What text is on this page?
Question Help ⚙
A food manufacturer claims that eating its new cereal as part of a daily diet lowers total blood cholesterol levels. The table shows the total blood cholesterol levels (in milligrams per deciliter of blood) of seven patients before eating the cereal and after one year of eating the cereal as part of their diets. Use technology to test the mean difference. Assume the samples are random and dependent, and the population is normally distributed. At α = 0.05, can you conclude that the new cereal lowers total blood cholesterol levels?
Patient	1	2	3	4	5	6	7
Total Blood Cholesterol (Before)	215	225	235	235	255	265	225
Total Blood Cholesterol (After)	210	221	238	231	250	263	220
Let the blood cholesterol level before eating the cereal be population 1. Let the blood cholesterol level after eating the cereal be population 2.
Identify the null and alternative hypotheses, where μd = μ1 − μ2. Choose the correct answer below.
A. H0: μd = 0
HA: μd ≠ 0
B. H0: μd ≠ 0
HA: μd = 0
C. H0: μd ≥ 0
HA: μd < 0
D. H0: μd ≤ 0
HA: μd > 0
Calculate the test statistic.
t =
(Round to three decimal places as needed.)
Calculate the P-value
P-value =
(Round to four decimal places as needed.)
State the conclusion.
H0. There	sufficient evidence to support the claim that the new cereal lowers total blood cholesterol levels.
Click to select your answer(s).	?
◆ ◆ ◆ ◆
**Work task**
Wherever the string "Calculate" shows up in the material, copy the line that holds it.

**Reply**
Calculate the test statistic.
Calculate the P-value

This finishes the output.